*WORK TO DO:*
Output the full listing below exactly as it reads, and skip anything that is a picture.

*DATA EXCERPTS:*
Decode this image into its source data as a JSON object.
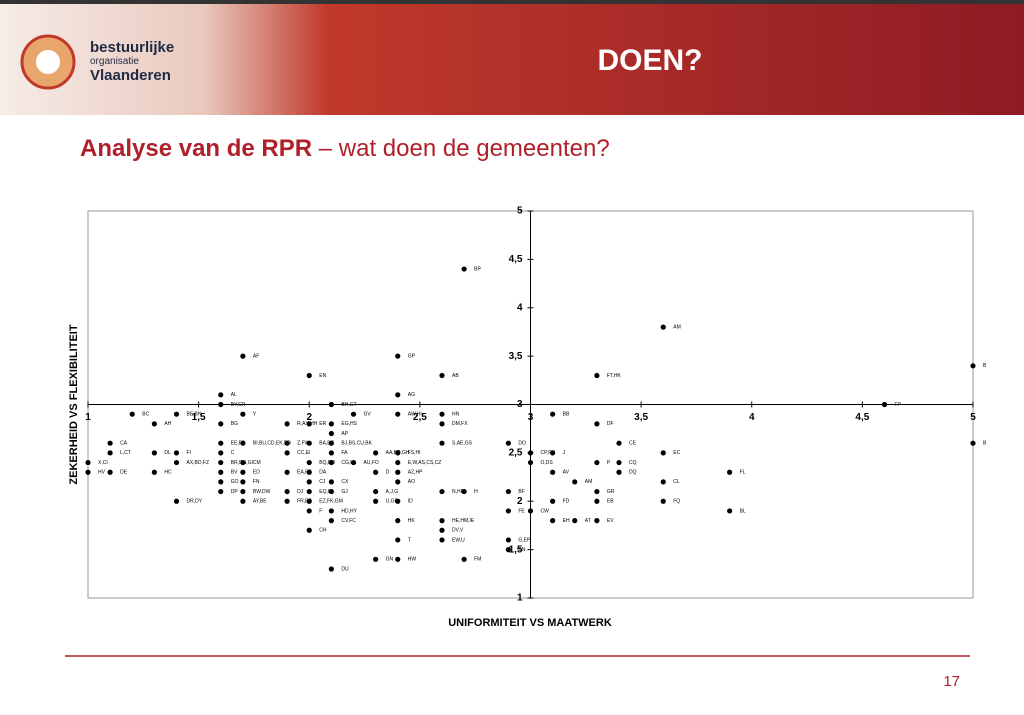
{
  "header": {
    "logo": [
      "bestuurlijke",
      "organisatie",
      "Vlaanderen"
    ],
    "title": "DOEN?"
  },
  "heading": {
    "bold": "Analyse van de RPR",
    "rest": "– wat doen de gemeenten?"
  },
  "page_number": "17",
  "chart_data": {
    "type": "scatter",
    "color": "#000000",
    "xlabel": "UNIFORMITEIT VS MAATWERK",
    "ylabel": "ZEKERHEID VS FLEXIBILITEIT",
    "xlim": [
      1,
      5
    ],
    "ylim": [
      1,
      5
    ],
    "xticks": [
      1,
      {
        "value": 1.5,
        "label": "1,5"
      },
      2,
      {
        "value": 2.5,
        "label": "2,5"
      },
      3,
      {
        "value": 3.5,
        "label": "3,5"
      },
      4,
      {
        "value": 4.5,
        "label": "4,5"
      },
      5
    ],
    "yticks": [
      1,
      {
        "value": 1.5,
        "label": "1,5"
      },
      2,
      {
        "value": 2.5,
        "label": "2,5"
      },
      3,
      {
        "value": 3.5,
        "label": "3,5"
      },
      4,
      {
        "value": 4.5,
        "label": "4,5"
      },
      5
    ],
    "cross": [
      3,
      3
    ],
    "point_labels": [
      "BP",
      "AM",
      "B",
      "AF",
      "GP",
      "EN",
      "AB",
      "FT,HK",
      "AL",
      "AG",
      "BY,CR",
      "BH,GT",
      "FP",
      "BC",
      "BE,BN",
      "Y",
      "GV",
      "AW,HI",
      "HN",
      "BB",
      "AH",
      "BG",
      "R,AX,HH",
      "ER",
      "EG,HS",
      "DM,FX",
      "DF",
      "AP",
      "CA",
      "EE,FB",
      "BI,BU,CD,EK,FO",
      "Z,FW",
      "BA,BE",
      "BJ,BS,CU,BK",
      "S,AE,GS",
      "DO",
      "CE",
      "B",
      "L,CT",
      "DL",
      "FI",
      "C",
      "CC,EI",
      "FA",
      "AA,BD,GH",
      "FS,HI",
      "CP,FU",
      "J",
      "EC",
      "X,CI",
      "AX,BD,FZ",
      "BR,DN,GI",
      "CM",
      "BQ,BO",
      "CG,HL",
      "AU,FO",
      "E,W,AS,CS,CZ",
      "O,DS",
      "P",
      "CQ",
      "HV",
      "DE",
      "HC",
      "BV",
      "ED",
      "EA,FE",
      "DA",
      "D",
      "AZ,HP",
      "AV",
      "DQ",
      "FL",
      "AM",
      "GO",
      "FN",
      "CJ",
      "CX",
      "AO",
      "CL",
      "DP",
      "BW,DW",
      "DJ",
      "EQ,BI",
      "GJ",
      "A,J,G",
      "N,HR",
      "H",
      "BF",
      "GR",
      "DR,DY",
      "AY,BE",
      "FR,EB",
      "EZ,FK,GM",
      "U,GF",
      "ID",
      "FD",
      "EB",
      "FQ",
      "F",
      "HD,HY",
      "FE",
      "CW",
      "BL",
      "CV,FC",
      "HK",
      "HE,HM,IE",
      "EH",
      "AT",
      "EV",
      "CH",
      "DV,V",
      "T",
      "EW,U",
      "G,EP",
      "BN",
      "GN",
      "HW",
      "FM",
      "DU"
    ],
    "x": [
      2.7,
      3.6,
      5,
      1.7,
      2.4,
      2.0,
      2.6,
      3.3,
      1.6,
      2.4,
      1.6,
      2.1,
      4.6,
      1.2,
      1.4,
      1.7,
      2.2,
      2.4,
      2.6,
      3.1,
      1.3,
      1.6,
      1.9,
      2.0,
      2.1,
      2.6,
      3.3,
      2.1,
      1.1,
      1.6,
      1.7,
      1.9,
      2.0,
      2.1,
      2.6,
      2.9,
      3.4,
      5,
      1.1,
      1.3,
      1.4,
      1.6,
      1.9,
      2.1,
      2.3,
      2.4,
      3.0,
      3.1,
      3.6,
      1.0,
      1.4,
      1.6,
      1.7,
      2.0,
      2.1,
      2.2,
      2.4,
      3.0,
      3.3,
      3.4,
      1.0,
      1.1,
      1.3,
      1.6,
      1.7,
      1.9,
      2.0,
      2.3,
      2.4,
      3.1,
      3.4,
      3.9,
      3.2,
      1.6,
      1.7,
      2.0,
      2.1,
      2.4,
      3.6,
      1.6,
      1.7,
      1.9,
      2.0,
      2.1,
      2.3,
      2.6,
      2.7,
      2.9,
      3.3,
      1.4,
      1.7,
      1.9,
      2.0,
      2.3,
      2.4,
      3.1,
      3.3,
      3.6,
      2.0,
      2.1,
      2.9,
      3.0,
      3.9,
      2.1,
      2.4,
      2.6,
      3.1,
      3.2,
      3.3,
      2.0,
      2.6,
      2.4,
      2.6,
      2.9,
      2.9,
      2.3,
      2.4,
      2.7,
      2.1
    ],
    "values": [
      4.4,
      3.8,
      3.4,
      3.5,
      3.5,
      3.3,
      3.3,
      3.3,
      3.1,
      3.1,
      3.0,
      3.0,
      3.0,
      2.9,
      2.9,
      2.9,
      2.9,
      2.9,
      2.9,
      2.9,
      2.8,
      2.8,
      2.8,
      2.8,
      2.8,
      2.8,
      2.8,
      2.7,
      2.6,
      2.6,
      2.6,
      2.6,
      2.6,
      2.6,
      2.6,
      2.6,
      2.6,
      2.6,
      2.5,
      2.5,
      2.5,
      2.5,
      2.5,
      2.5,
      2.5,
      2.5,
      2.5,
      2.5,
      2.5,
      2.4,
      2.4,
      2.4,
      2.4,
      2.4,
      2.4,
      2.4,
      2.4,
      2.4,
      2.4,
      2.4,
      2.3,
      2.3,
      2.3,
      2.3,
      2.3,
      2.3,
      2.3,
      2.3,
      2.3,
      2.3,
      2.3,
      2.3,
      2.2,
      2.2,
      2.2,
      2.2,
      2.2,
      2.2,
      2.2,
      2.1,
      2.1,
      2.1,
      2.1,
      2.1,
      2.1,
      2.1,
      2.1,
      2.1,
      2.1,
      2.0,
      2.0,
      2.0,
      2.0,
      2.0,
      2.0,
      2.0,
      2.0,
      2.0,
      1.9,
      1.9,
      1.9,
      1.9,
      1.9,
      1.8,
      1.8,
      1.8,
      1.8,
      1.8,
      1.8,
      1.7,
      1.7,
      1.6,
      1.6,
      1.6,
      1.5,
      1.4,
      1.4,
      1.4,
      1.3
    ]
  }
}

*REPLY TO THE TASK:*
Decode this image into its source data as a JSON object.
{
  "header": {
    "logo": [
      "bestuurlijke",
      "organisatie",
      "Vlaanderen"
    ],
    "title": "DOEN?"
  },
  "heading": {
    "bold": "Analyse van de RPR",
    "rest": "– wat doen de gemeenten?"
  },
  "page_number": "17",
  "chart_data": {
    "type": "scatter",
    "color": "#000000",
    "xlabel": "UNIFORMITEIT VS MAATWERK",
    "ylabel": "ZEKERHEID VS FLEXIBILITEIT",
    "xlim": [
      1,
      5
    ],
    "ylim": [
      1,
      5
    ],
    "xticks": [
      1,
      {
        "value": 1.5,
        "label": "1,5"
      },
      2,
      {
        "value": 2.5,
        "label": "2,5"
      },
      3,
      {
        "value": 3.5,
        "label": "3,5"
      },
      4,
      {
        "value": 4.5,
        "label": "4,5"
      },
      5
    ],
    "yticks": [
      1,
      {
        "value": 1.5,
        "label": "1,5"
      },
      2,
      {
        "value": 2.5,
        "label": "2,5"
      },
      3,
      {
        "value": 3.5,
        "label": "3,5"
      },
      4,
      {
        "value": 4.5,
        "label": "4,5"
      },
      5
    ],
    "cross": [
      3,
      3
    ],
    "point_labels": [
      "BP",
      "AM",
      "B",
      "AF",
      "GP",
      "EN",
      "AB",
      "FT,HK",
      "AL",
      "AG",
      "BY,CR",
      "BH,GT",
      "FP",
      "BC",
      "BE,BN",
      "Y",
      "GV",
      "AW,HI",
      "HN",
      "BB",
      "AH",
      "BG",
      "R,AX,HH",
      "ER",
      "EG,HS",
      "DM,FX",
      "DF",
      "AP",
      "CA",
      "EE,FB",
      "BI,BU,CD,EK,FO",
      "Z,FW",
      "BA,BE",
      "BJ,BS,CU,BK",
      "S,AE,GS",
      "DO",
      "CE",
      "B",
      "L,CT",
      "DL",
      "FI",
      "C",
      "CC,EI",
      "FA",
      "AA,BD,GH",
      "FS,HI",
      "CP,FU",
      "J",
      "EC",
      "X,CI",
      "AX,BD,FZ",
      "BR,DN,GI",
      "CM",
      "BQ,BO",
      "CG,HL",
      "AU,FO",
      "E,W,AS,CS,CZ",
      "O,DS",
      "P",
      "CQ",
      "HV",
      "DE",
      "HC",
      "BV",
      "ED",
      "EA,FE",
      "DA",
      "D",
      "AZ,HP",
      "AV",
      "DQ",
      "FL",
      "AM",
      "GO",
      "FN",
      "CJ",
      "CX",
      "AO",
      "CL",
      "DP",
      "BW,DW",
      "DJ",
      "EQ,BI",
      "GJ",
      "A,J,G",
      "N,HR",
      "H",
      "BF",
      "GR",
      "DR,DY",
      "AY,BE",
      "FR,EB",
      "EZ,FK,GM",
      "U,GF",
      "ID",
      "FD",
      "EB",
      "FQ",
      "F",
      "HD,HY",
      "FE",
      "CW",
      "BL",
      "CV,FC",
      "HK",
      "HE,HM,IE",
      "EH",
      "AT",
      "EV",
      "CH",
      "DV,V",
      "T",
      "EW,U",
      "G,EP",
      "BN",
      "GN",
      "HW",
      "FM",
      "DU"
    ],
    "x": [
      2.7,
      3.6,
      5,
      1.7,
      2.4,
      2.0,
      2.6,
      3.3,
      1.6,
      2.4,
      1.6,
      2.1,
      4.6,
      1.2,
      1.4,
      1.7,
      2.2,
      2.4,
      2.6,
      3.1,
      1.3,
      1.6,
      1.9,
      2.0,
      2.1,
      2.6,
      3.3,
      2.1,
      1.1,
      1.6,
      1.7,
      1.9,
      2.0,
      2.1,
      2.6,
      2.9,
      3.4,
      5,
      1.1,
      1.3,
      1.4,
      1.6,
      1.9,
      2.1,
      2.3,
      2.4,
      3.0,
      3.1,
      3.6,
      1.0,
      1.4,
      1.6,
      1.7,
      2.0,
      2.1,
      2.2,
      2.4,
      3.0,
      3.3,
      3.4,
      1.0,
      1.1,
      1.3,
      1.6,
      1.7,
      1.9,
      2.0,
      2.3,
      2.4,
      3.1,
      3.4,
      3.9,
      3.2,
      1.6,
      1.7,
      2.0,
      2.1,
      2.4,
      3.6,
      1.6,
      1.7,
      1.9,
      2.0,
      2.1,
      2.3,
      2.6,
      2.7,
      2.9,
      3.3,
      1.4,
      1.7,
      1.9,
      2.0,
      2.3,
      2.4,
      3.1,
      3.3,
      3.6,
      2.0,
      2.1,
      2.9,
      3.0,
      3.9,
      2.1,
      2.4,
      2.6,
      3.1,
      3.2,
      3.3,
      2.0,
      2.6,
      2.4,
      2.6,
      2.9,
      2.9,
      2.3,
      2.4,
      2.7,
      2.1
    ],
    "values": [
      4.4,
      3.8,
      3.4,
      3.5,
      3.5,
      3.3,
      3.3,
      3.3,
      3.1,
      3.1,
      3.0,
      3.0,
      3.0,
      2.9,
      2.9,
      2.9,
      2.9,
      2.9,
      2.9,
      2.9,
      2.8,
      2.8,
      2.8,
      2.8,
      2.8,
      2.8,
      2.8,
      2.7,
      2.6,
      2.6,
      2.6,
      2.6,
      2.6,
      2.6,
      2.6,
      2.6,
      2.6,
      2.6,
      2.5,
      2.5,
      2.5,
      2.5,
      2.5,
      2.5,
      2.5,
      2.5,
      2.5,
      2.5,
      2.5,
      2.4,
      2.4,
      2.4,
      2.4,
      2.4,
      2.4,
      2.4,
      2.4,
      2.4,
      2.4,
      2.4,
      2.3,
      2.3,
      2.3,
      2.3,
      2.3,
      2.3,
      2.3,
      2.3,
      2.3,
      2.3,
      2.3,
      2.3,
      2.2,
      2.2,
      2.2,
      2.2,
      2.2,
      2.2,
      2.2,
      2.1,
      2.1,
      2.1,
      2.1,
      2.1,
      2.1,
      2.1,
      2.1,
      2.1,
      2.1,
      2.0,
      2.0,
      2.0,
      2.0,
      2.0,
      2.0,
      2.0,
      2.0,
      2.0,
      1.9,
      1.9,
      1.9,
      1.9,
      1.9,
      1.8,
      1.8,
      1.8,
      1.8,
      1.8,
      1.8,
      1.7,
      1.7,
      1.6,
      1.6,
      1.6,
      1.5,
      1.4,
      1.4,
      1.4,
      1.3
    ]
  }
}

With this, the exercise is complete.